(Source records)
○ ○ ○ ○ ○ ○ ○

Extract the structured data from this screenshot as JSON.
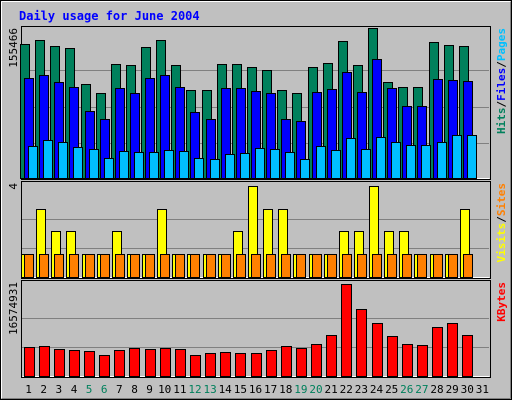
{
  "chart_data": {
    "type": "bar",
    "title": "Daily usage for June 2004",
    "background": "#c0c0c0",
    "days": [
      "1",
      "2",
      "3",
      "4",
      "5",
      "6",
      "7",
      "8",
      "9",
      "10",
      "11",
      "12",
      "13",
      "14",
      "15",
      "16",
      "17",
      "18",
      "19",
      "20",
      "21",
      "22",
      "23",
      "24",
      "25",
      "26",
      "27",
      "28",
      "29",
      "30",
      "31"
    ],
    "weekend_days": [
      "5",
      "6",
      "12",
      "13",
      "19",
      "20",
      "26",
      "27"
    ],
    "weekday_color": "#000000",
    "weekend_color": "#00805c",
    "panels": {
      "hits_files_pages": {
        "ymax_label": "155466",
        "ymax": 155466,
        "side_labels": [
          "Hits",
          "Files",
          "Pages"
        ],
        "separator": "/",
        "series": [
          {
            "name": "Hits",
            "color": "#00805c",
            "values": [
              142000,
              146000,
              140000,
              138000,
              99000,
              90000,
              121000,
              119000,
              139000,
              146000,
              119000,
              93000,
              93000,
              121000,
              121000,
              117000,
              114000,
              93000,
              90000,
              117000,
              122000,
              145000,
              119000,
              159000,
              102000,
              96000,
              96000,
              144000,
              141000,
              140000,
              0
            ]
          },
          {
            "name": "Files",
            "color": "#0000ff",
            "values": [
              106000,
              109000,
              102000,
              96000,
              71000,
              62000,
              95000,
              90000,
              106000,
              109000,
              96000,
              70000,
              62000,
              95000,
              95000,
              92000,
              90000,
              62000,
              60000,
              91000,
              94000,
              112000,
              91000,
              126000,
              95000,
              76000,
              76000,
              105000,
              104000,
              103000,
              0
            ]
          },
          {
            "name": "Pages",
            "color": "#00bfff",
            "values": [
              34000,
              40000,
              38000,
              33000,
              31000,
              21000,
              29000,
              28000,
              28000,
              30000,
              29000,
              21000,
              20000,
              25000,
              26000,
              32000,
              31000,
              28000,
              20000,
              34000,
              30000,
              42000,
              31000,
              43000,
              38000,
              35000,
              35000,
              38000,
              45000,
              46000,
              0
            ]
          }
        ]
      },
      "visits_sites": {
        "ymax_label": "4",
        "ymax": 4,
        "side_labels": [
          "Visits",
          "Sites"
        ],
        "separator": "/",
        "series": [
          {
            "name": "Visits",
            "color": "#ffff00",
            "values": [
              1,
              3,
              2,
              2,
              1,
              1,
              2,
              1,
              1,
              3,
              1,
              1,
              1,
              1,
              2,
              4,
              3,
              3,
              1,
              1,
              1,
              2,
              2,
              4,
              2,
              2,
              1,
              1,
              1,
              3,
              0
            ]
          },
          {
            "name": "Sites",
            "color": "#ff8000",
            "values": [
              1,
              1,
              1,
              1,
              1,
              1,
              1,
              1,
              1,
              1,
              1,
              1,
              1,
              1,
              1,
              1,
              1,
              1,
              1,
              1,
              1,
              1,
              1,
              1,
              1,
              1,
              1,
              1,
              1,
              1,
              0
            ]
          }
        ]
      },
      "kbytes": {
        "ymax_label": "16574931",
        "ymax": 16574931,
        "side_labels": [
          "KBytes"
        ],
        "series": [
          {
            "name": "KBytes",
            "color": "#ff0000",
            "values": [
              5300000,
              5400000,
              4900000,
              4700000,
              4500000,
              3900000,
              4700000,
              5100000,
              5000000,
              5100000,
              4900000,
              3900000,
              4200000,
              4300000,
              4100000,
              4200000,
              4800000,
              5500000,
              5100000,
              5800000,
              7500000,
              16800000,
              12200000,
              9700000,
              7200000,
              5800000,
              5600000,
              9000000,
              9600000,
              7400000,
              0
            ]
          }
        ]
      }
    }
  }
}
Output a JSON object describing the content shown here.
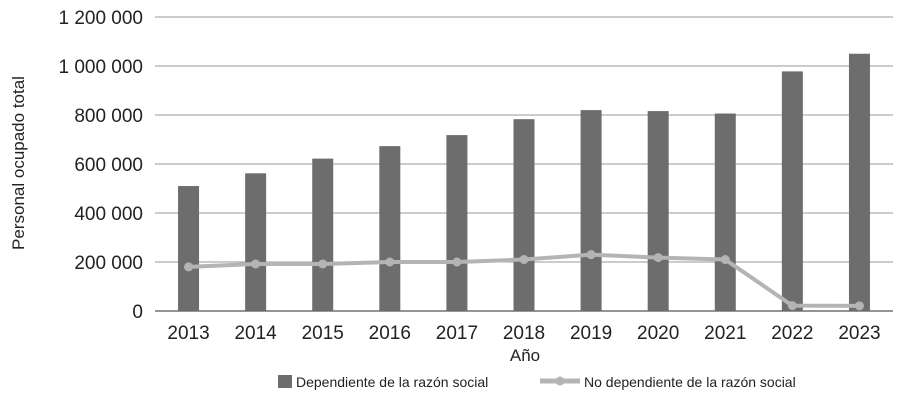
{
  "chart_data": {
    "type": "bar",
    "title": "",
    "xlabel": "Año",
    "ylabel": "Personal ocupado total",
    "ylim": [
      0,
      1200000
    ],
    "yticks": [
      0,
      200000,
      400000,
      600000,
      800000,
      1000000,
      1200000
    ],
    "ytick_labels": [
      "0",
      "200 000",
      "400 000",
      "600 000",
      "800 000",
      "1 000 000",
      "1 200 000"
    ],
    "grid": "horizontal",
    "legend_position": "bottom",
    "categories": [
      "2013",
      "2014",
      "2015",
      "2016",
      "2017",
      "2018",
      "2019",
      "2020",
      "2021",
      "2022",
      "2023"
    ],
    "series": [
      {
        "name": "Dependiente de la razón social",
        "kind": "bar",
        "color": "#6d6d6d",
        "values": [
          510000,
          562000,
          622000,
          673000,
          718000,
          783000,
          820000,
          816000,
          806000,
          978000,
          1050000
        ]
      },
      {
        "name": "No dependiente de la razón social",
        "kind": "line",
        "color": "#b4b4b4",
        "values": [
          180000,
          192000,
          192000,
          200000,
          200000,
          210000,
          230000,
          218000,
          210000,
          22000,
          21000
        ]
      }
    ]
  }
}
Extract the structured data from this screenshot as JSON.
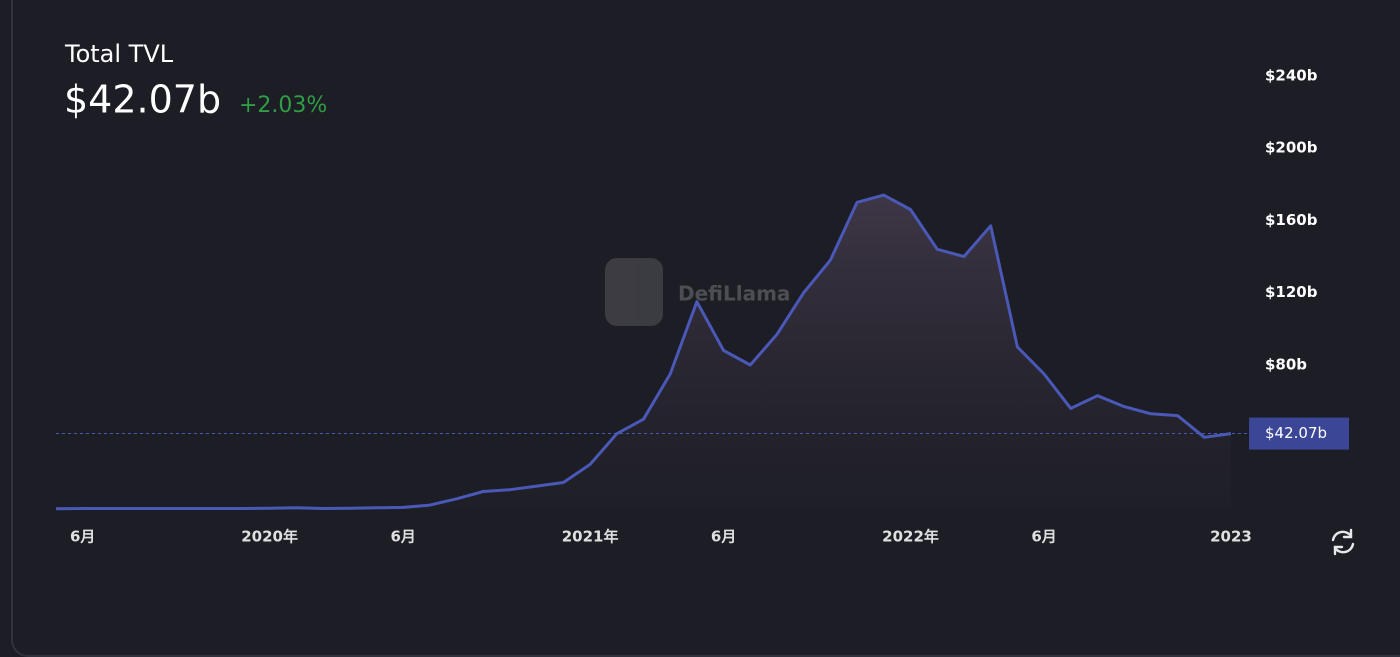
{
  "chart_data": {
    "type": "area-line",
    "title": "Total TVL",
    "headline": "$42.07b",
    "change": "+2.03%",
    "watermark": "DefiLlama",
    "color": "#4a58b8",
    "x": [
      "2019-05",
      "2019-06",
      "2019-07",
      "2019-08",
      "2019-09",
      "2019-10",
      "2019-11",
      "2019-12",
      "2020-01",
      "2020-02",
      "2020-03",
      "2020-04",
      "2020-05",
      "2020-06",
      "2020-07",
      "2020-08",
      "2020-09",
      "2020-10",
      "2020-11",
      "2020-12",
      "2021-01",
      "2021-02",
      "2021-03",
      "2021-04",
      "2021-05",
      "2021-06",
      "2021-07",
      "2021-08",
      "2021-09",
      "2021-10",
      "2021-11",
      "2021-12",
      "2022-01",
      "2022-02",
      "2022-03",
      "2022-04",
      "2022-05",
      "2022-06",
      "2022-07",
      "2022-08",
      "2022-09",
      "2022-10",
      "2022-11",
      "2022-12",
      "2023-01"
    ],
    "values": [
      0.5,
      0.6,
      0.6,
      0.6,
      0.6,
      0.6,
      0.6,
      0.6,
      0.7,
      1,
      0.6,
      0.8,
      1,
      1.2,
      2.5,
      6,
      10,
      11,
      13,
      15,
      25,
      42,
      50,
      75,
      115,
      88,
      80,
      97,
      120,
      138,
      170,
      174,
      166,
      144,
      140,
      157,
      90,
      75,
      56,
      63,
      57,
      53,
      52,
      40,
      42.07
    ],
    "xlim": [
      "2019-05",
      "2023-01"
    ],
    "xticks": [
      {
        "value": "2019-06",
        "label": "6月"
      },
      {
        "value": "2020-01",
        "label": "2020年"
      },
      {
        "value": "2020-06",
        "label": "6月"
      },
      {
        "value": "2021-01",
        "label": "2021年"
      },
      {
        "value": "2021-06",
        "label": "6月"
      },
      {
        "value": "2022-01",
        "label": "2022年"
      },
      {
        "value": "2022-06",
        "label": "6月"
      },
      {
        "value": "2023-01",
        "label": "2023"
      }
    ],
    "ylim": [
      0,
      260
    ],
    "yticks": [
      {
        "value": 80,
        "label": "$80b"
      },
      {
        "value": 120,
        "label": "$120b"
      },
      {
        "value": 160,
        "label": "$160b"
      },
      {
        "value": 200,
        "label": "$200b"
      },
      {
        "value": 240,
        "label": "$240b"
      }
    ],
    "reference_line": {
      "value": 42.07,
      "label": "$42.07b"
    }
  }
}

○ ○ ○ ○ ○ ○ ○

WHAT NEEDS TO BE DONE: Select all lines with the word "razón" from the entries above.

EXERCISE ANSWER:
        "name": "Dependiente de la razón social",
        "name": "No dependiente de la razón social",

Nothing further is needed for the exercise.